-- START Entries provided --

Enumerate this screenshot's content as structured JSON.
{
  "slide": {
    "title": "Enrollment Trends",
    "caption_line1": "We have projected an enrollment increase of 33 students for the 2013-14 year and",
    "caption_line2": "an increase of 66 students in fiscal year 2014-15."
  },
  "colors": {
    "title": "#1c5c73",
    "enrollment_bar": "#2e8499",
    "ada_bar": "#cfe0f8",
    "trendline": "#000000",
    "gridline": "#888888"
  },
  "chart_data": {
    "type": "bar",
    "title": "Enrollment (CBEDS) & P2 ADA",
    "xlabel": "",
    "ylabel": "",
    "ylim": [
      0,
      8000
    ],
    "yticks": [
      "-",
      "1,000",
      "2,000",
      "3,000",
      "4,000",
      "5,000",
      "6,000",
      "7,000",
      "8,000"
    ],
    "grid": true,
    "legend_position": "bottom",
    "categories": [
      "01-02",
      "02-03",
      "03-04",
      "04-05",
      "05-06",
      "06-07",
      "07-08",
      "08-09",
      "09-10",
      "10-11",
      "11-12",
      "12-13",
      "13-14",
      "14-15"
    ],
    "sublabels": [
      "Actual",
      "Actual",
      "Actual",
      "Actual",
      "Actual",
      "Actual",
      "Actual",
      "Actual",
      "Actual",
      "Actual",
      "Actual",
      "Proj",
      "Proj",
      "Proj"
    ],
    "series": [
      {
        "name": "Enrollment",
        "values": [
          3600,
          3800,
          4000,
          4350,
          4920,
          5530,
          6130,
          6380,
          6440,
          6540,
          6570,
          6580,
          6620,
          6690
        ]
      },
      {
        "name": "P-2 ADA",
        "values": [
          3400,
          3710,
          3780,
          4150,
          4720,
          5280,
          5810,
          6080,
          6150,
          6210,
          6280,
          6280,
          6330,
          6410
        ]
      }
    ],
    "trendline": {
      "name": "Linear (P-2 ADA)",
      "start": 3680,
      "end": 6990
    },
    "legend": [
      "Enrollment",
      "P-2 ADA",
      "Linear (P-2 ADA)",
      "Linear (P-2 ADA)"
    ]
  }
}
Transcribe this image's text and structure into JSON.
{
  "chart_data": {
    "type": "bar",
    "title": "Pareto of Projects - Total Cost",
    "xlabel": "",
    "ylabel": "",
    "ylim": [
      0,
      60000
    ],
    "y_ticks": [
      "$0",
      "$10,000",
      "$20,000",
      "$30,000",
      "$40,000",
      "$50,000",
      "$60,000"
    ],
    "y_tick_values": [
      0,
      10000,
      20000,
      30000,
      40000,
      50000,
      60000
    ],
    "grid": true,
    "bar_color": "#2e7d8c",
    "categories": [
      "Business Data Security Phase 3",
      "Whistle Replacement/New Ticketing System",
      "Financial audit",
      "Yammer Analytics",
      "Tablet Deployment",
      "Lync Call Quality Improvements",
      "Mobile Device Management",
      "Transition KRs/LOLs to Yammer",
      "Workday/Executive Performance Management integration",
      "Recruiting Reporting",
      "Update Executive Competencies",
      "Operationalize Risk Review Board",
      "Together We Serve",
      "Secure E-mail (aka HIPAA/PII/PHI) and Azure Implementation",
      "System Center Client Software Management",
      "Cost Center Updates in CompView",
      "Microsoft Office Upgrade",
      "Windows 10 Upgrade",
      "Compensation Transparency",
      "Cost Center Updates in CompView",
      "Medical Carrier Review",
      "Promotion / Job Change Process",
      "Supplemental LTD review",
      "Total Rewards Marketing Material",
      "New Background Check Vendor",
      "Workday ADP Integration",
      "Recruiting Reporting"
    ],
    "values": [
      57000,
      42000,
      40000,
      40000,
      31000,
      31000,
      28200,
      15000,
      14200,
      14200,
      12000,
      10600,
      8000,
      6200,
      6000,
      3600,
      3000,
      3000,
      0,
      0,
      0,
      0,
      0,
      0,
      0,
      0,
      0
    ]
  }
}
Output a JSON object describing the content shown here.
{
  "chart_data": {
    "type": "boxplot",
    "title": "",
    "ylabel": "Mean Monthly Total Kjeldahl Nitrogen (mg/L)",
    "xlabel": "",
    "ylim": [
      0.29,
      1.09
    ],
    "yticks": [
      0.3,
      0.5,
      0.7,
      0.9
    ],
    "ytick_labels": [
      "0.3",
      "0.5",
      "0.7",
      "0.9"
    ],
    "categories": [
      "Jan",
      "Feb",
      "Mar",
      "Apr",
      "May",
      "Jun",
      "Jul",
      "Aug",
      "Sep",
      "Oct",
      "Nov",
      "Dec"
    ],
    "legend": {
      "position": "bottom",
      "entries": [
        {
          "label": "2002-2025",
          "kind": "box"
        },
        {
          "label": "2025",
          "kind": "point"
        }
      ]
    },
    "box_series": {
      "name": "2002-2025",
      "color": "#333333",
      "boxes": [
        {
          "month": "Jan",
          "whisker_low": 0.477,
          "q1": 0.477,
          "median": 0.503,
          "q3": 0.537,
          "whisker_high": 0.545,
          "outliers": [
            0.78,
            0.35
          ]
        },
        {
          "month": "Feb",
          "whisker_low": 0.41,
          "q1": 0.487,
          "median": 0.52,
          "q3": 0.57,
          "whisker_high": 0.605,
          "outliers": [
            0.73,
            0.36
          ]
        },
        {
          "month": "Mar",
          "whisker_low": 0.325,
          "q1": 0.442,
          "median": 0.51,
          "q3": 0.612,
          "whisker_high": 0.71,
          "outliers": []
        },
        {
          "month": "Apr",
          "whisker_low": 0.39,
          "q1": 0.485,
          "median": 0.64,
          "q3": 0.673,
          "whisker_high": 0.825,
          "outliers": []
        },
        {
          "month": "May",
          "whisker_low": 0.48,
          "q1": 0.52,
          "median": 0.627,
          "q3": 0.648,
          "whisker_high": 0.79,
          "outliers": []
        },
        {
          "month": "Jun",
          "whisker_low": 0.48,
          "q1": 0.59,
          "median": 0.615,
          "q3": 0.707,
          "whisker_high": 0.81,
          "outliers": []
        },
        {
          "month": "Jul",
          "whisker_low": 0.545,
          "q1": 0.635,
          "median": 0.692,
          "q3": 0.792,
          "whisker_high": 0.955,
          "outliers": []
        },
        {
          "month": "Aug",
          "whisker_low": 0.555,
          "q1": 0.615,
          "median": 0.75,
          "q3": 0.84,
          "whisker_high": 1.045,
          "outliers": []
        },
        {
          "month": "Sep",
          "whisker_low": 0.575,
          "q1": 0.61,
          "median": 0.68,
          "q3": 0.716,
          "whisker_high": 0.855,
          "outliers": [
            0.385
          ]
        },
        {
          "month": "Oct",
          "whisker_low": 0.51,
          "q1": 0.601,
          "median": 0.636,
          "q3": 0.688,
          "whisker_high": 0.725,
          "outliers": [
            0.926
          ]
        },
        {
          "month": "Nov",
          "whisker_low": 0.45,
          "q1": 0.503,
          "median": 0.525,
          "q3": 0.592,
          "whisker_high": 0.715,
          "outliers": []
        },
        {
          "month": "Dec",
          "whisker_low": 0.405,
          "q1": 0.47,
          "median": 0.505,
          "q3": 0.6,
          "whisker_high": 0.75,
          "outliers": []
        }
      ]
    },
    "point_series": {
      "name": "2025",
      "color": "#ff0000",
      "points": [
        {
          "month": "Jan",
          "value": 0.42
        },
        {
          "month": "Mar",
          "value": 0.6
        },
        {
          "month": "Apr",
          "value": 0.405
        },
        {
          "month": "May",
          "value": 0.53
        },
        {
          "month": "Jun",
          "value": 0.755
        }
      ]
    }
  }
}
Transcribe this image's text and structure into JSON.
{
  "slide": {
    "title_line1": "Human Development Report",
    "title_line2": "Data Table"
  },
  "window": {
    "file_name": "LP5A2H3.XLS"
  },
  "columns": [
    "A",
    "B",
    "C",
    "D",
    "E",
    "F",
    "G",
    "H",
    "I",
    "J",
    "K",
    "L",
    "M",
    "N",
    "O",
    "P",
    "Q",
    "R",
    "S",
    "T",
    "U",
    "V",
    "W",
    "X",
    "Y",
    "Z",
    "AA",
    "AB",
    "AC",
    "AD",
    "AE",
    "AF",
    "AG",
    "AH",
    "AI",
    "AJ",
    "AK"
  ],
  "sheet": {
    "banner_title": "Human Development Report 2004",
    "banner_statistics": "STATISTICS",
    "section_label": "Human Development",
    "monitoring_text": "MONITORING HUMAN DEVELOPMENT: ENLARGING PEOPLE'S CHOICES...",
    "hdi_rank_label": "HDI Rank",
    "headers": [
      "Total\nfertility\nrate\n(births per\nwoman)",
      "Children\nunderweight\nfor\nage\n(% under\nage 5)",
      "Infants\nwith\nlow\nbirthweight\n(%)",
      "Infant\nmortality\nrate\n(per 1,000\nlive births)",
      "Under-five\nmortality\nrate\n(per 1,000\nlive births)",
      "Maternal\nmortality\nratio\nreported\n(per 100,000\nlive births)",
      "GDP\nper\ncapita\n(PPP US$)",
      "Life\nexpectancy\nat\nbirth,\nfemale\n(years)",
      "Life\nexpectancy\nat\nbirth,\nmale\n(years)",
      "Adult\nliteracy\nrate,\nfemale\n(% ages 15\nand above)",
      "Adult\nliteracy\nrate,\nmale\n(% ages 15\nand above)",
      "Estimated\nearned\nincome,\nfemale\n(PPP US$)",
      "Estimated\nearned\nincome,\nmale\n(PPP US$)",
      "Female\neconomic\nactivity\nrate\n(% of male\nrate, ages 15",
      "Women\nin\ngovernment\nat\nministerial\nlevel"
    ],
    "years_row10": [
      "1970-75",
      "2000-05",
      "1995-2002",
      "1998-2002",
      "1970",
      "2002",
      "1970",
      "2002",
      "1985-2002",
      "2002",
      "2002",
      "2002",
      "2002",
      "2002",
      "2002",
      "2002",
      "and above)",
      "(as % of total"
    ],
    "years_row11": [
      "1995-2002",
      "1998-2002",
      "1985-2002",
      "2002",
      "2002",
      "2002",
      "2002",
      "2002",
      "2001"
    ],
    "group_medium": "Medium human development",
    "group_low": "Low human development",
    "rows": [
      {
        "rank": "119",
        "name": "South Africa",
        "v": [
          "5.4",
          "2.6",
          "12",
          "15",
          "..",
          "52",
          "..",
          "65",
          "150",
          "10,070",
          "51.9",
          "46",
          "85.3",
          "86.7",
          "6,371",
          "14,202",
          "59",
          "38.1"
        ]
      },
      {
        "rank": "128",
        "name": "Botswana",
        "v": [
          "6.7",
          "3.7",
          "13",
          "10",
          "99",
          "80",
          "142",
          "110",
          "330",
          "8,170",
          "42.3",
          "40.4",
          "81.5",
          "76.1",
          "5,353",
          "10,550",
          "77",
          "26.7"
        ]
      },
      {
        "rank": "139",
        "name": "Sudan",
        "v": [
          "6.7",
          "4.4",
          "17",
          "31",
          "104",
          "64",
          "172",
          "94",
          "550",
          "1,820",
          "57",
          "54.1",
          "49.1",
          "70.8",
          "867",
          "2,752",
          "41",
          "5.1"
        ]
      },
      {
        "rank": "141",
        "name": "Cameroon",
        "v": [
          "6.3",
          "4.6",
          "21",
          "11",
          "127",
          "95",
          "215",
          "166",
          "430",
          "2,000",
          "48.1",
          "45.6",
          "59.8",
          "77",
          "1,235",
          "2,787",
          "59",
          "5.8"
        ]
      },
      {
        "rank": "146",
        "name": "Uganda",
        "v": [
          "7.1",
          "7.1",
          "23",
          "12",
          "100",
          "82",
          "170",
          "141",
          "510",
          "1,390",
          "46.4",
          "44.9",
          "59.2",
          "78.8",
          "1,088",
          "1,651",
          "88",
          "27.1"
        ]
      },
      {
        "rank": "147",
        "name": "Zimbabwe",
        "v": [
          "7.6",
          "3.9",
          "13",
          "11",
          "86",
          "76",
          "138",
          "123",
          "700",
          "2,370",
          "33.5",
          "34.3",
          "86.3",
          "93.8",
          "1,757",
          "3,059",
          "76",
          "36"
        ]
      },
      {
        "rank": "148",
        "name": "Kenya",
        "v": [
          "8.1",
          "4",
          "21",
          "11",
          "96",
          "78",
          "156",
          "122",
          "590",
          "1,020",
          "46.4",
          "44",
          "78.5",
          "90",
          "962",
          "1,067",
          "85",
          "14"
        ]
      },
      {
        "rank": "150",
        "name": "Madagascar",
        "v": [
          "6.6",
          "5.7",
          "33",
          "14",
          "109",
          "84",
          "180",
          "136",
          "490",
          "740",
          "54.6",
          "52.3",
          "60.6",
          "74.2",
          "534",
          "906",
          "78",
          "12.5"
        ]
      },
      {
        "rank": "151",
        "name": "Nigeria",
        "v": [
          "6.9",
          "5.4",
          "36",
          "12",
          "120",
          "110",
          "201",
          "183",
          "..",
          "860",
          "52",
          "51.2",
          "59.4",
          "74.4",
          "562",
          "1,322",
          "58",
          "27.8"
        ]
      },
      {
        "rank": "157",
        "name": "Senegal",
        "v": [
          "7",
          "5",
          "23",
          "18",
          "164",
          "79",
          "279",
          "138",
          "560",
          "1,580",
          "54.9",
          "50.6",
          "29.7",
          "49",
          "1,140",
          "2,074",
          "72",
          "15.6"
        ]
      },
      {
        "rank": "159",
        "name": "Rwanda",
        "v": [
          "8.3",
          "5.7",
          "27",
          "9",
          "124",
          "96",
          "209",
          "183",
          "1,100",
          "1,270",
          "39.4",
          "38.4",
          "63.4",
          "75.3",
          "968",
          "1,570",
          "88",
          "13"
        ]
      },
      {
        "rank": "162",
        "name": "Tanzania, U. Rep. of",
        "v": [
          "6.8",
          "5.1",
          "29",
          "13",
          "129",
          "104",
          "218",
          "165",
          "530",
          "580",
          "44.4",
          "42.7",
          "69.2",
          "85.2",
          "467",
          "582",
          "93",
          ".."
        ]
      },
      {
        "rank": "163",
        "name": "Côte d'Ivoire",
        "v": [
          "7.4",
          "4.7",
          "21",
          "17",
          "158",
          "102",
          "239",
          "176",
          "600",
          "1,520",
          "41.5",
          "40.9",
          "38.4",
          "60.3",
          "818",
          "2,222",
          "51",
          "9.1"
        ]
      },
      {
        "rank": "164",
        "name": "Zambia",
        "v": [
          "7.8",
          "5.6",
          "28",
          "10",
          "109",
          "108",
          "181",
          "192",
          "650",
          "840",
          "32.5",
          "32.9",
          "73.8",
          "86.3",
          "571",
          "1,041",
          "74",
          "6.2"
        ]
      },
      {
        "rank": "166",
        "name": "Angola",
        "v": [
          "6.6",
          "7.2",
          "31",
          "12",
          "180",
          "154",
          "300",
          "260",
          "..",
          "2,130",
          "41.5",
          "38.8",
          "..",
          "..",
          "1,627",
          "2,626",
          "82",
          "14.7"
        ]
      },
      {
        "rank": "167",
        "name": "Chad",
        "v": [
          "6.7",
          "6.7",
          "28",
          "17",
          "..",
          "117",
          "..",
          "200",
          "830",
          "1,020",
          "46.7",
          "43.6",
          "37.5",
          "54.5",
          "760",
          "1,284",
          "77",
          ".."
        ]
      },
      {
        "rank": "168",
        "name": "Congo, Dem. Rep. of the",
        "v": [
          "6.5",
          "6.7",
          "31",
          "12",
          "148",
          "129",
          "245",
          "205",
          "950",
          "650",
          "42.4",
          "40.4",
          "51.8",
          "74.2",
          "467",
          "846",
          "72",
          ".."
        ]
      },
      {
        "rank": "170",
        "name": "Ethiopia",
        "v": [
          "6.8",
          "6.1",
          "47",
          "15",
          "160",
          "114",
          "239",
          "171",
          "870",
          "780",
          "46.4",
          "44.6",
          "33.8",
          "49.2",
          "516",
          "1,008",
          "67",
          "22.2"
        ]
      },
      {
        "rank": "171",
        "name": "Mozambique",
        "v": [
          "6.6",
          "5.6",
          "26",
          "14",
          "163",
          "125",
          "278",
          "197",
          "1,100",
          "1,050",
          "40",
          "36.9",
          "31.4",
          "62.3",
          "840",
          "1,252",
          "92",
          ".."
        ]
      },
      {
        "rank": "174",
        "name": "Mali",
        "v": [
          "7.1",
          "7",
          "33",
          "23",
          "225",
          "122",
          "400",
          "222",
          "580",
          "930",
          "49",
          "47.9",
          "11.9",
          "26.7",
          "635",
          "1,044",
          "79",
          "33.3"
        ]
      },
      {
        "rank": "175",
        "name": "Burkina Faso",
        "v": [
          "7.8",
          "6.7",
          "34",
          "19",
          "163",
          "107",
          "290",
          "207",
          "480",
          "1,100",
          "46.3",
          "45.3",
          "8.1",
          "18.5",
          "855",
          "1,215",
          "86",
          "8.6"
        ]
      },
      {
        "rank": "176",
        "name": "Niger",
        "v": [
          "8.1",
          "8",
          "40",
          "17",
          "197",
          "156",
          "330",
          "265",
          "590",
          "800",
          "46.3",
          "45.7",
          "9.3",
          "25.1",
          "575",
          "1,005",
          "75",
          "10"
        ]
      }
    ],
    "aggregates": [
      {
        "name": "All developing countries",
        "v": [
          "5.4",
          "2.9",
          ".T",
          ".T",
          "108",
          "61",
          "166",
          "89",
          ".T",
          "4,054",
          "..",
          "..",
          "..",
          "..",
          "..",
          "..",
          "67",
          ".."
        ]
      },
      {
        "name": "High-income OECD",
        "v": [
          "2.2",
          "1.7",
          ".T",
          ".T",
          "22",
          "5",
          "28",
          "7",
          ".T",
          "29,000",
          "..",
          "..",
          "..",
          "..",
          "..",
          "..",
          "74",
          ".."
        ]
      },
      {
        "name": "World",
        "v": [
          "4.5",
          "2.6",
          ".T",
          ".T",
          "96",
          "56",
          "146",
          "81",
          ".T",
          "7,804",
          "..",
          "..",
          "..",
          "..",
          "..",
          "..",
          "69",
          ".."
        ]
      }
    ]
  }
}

-- END Entries provided --

◆ Objective
Filter the entries down to the lines containing "nearned". Copy each of those lines.

◆ Output below
      "Estimated\nearned\nincome,\nfemale\n(PPP US$)",
      "Estimated\nearned\nincome,\nmale\n(PPP US$)",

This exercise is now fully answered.